━━━ RECORDS FOR THE EXERCISE
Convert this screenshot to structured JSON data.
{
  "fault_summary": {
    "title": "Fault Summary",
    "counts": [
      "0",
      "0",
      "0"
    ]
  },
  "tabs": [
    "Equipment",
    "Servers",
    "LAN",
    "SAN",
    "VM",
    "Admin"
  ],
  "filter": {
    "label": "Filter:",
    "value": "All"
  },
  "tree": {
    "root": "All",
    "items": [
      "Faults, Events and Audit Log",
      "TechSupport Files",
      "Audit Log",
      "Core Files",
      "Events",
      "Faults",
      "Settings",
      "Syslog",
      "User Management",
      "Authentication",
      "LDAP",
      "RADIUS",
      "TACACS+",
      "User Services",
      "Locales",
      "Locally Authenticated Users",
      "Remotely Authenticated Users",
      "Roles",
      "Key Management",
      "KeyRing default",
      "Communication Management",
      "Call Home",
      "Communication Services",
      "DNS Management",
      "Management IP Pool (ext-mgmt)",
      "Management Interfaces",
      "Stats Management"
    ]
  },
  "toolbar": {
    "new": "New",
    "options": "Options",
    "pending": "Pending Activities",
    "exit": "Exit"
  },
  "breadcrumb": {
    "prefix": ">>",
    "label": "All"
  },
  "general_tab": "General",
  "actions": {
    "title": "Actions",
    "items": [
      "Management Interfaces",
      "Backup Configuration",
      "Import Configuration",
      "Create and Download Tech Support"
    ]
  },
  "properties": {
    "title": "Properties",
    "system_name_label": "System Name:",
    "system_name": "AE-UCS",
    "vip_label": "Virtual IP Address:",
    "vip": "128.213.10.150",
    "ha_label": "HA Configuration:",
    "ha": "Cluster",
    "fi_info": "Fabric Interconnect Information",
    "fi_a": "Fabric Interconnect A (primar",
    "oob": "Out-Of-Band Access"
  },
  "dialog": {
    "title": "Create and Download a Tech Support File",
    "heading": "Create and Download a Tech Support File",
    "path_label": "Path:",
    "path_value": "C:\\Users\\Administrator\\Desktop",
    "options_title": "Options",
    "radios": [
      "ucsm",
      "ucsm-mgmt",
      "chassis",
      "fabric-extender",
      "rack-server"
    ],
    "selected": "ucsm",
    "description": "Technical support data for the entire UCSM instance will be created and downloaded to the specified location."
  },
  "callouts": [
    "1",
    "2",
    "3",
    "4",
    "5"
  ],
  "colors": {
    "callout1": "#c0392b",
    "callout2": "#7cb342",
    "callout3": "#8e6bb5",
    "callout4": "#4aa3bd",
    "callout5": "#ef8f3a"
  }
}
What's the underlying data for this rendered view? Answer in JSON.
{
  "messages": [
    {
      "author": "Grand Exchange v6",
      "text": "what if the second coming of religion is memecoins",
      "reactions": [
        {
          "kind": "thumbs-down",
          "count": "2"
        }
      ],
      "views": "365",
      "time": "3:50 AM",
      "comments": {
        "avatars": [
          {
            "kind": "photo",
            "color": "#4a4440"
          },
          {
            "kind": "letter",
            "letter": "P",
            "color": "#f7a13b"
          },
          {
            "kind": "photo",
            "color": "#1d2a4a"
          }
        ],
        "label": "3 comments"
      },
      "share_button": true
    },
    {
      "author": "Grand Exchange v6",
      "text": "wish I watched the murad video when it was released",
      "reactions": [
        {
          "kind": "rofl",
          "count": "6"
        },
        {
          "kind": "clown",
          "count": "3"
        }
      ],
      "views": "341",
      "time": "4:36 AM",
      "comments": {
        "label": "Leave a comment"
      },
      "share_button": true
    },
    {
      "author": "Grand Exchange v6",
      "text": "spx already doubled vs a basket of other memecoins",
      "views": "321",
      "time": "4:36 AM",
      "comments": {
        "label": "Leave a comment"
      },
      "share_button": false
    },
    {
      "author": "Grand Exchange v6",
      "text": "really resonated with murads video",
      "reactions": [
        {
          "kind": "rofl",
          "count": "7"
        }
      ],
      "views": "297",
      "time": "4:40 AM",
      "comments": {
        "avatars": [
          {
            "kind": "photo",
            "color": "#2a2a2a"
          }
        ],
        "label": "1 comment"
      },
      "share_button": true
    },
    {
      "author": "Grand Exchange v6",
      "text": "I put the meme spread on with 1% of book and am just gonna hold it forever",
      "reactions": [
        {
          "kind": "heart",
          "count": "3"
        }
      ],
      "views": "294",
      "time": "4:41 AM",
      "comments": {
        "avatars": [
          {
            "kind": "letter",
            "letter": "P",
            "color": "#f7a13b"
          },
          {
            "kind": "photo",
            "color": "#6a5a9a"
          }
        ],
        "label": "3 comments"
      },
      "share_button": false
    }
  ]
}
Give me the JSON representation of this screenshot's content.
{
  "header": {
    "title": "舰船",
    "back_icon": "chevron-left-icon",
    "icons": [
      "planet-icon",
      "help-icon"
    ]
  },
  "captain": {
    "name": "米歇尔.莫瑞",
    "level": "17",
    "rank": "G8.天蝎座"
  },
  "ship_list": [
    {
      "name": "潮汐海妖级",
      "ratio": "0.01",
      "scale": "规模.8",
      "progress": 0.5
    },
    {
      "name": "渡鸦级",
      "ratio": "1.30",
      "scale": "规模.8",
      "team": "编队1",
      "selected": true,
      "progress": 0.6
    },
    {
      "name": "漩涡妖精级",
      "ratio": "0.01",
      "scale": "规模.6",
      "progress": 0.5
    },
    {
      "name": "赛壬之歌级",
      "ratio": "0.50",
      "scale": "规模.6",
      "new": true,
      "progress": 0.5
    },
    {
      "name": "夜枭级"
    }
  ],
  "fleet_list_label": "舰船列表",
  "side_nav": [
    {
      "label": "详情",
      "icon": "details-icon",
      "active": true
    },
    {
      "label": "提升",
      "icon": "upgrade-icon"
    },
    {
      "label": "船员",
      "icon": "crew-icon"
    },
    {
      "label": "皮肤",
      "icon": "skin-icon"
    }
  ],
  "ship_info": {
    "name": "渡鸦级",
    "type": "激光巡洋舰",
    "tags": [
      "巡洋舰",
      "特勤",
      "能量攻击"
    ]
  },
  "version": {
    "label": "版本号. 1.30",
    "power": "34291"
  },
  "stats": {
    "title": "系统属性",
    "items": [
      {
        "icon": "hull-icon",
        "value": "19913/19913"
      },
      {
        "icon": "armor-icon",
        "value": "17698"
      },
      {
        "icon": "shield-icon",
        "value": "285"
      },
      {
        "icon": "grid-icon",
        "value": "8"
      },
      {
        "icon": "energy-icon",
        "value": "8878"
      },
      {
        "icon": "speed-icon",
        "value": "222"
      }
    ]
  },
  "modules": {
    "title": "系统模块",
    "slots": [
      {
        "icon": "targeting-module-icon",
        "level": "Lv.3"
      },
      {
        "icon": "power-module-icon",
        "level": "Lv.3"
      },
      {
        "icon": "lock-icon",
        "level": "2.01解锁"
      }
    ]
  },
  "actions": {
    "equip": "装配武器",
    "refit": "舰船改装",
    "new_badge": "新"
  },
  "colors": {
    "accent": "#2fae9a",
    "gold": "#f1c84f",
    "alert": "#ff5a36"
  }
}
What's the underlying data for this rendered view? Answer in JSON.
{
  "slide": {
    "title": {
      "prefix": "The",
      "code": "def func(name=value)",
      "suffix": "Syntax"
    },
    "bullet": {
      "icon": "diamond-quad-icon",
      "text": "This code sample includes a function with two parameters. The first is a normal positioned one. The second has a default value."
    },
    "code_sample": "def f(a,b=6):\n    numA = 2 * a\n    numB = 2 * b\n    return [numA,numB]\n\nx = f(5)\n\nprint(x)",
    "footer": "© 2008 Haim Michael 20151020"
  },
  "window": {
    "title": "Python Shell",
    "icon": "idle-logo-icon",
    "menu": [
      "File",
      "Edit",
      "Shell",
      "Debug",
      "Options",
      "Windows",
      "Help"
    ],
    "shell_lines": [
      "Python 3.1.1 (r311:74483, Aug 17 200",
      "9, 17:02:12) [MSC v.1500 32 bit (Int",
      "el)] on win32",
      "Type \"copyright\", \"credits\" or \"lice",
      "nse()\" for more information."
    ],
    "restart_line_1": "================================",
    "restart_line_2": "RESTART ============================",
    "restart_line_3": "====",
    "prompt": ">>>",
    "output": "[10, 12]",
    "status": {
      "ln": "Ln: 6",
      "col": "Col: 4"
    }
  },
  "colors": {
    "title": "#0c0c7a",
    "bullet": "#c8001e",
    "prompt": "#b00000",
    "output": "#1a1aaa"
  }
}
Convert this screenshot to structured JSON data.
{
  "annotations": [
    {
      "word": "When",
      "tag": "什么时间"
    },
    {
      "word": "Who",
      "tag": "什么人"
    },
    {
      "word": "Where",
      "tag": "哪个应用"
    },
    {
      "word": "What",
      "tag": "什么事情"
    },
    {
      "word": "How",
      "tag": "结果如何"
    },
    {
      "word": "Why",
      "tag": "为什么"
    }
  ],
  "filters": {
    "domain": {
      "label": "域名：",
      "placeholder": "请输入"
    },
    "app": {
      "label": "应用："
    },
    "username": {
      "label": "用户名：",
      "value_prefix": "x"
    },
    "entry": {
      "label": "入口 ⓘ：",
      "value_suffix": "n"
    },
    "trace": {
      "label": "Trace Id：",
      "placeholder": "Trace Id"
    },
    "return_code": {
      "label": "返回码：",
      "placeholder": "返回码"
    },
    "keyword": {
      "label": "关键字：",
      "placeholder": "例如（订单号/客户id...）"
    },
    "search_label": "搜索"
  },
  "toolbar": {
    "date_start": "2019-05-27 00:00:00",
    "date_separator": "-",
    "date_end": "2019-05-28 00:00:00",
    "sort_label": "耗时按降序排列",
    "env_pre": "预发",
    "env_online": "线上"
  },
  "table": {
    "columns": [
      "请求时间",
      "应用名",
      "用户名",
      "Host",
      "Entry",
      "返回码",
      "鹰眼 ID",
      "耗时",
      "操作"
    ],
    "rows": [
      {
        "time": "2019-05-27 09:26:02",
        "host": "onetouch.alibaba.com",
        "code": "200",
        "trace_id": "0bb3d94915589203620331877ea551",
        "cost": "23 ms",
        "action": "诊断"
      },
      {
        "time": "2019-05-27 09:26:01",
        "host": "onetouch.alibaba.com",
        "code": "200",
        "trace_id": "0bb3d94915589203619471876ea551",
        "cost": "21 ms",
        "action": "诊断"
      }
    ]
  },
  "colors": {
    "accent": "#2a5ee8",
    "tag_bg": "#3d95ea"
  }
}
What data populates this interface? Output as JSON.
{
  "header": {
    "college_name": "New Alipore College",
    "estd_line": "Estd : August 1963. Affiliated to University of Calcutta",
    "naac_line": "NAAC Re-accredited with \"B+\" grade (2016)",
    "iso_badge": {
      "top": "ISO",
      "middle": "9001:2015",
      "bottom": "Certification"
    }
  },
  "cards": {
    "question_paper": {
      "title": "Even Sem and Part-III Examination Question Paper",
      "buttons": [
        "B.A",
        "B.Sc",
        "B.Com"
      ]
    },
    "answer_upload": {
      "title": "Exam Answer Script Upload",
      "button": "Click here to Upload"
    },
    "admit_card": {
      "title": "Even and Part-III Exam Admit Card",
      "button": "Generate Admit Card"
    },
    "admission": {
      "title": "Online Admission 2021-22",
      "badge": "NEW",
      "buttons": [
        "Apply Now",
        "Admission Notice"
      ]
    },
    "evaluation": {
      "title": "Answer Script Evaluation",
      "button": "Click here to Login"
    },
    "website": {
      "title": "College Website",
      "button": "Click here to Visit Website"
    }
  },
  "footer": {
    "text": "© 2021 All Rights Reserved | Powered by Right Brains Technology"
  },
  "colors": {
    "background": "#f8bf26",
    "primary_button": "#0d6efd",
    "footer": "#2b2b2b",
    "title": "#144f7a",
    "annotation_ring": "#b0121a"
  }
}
━━━━━━
Lines from the records above that hold "footer" are the ones to list.

OUTPUT OF THE TASK >>
    "footer": "© 2008 Haim Michael 20151020"
  "footer": {
    "footer": "#2b2b2b",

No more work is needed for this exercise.